## Problem requirements
Find the lines containing the word "Type" and copy every one of them.

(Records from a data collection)
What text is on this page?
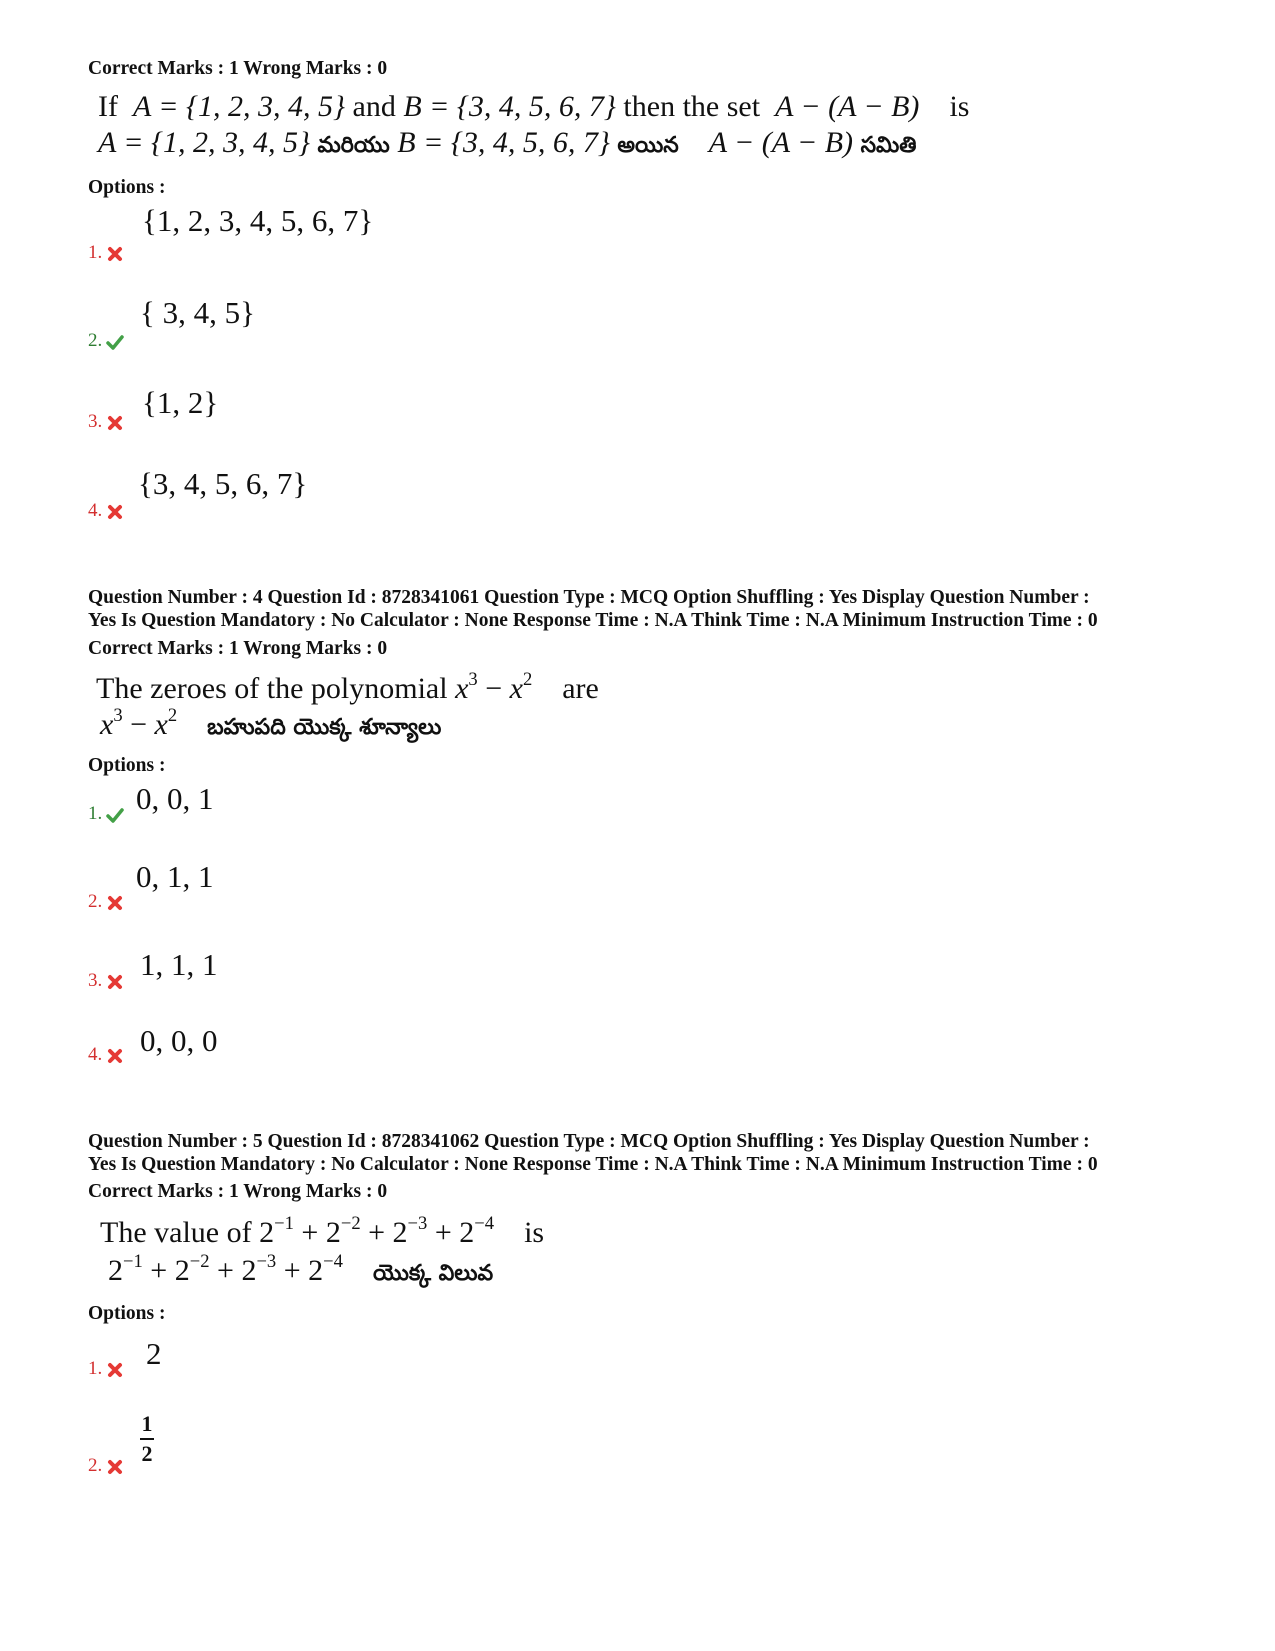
Correct Marks : 1 Wrong Marks : 0
If A = {1, 2, 3, 4, 5} and B = {3, 4, 5, 6, 7} then the set A − (A − B) is
A = {1, 2, 3, 4, 5} మరియు B = {3, 4, 5, 6, 7} అయిన A − (A − B) సమితి
Options :
{1, 2, 3, 4, 5, 6, 7}
1.
{ 3, 4, 5}
2.
{1, 2}
3.
{3, 4, 5, 6, 7}
4.
Question Number : 4 Question Id : 8728341061 Question Type : MCQ Option Shuffling : Yes Display Question Number :
Yes Is Question Mandatory : No Calculator : None Response Time : N.A Think Time : N.A Minimum Instruction Time : 0
Correct Marks : 1 Wrong Marks : 0
The zeroes of the polynomial $x^3 - x^2$ are
$x^3 - x^2$ బహుపది యొక్క శూన్యాలు
Options :
0, 0, 1
1.
0, 1, 1
2.
1, 1, 1
3.
0, 0, 0
4.
Question Number : 5 Question Id : 8728341062 Question Type : MCQ Option Shuffling : Yes Display Question Number :
Yes Is Question Mandatory : No Calculator : None Response Time : N.A Think Time : N.A Minimum Instruction Time : 0
Correct Marks : 1 Wrong Marks : 0
The value of $2^{-1} + 2^{-2} + 2^{-3} + 2^{-4}$ is
$2^{-1} + 2^{-2} + 2^{-3} + 2^{-4}$ యొక్క విలువ
Options :
2
1.
$\frac{1}{2}$
2.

## Written answer
Question Number : 4 Question Id : 8728341061 Question Type : MCQ Option Shuffling : Yes Display Question Number :
Question Number : 5 Question Id : 8728341062 Question Type : MCQ Option Shuffling : Yes Display Question Number :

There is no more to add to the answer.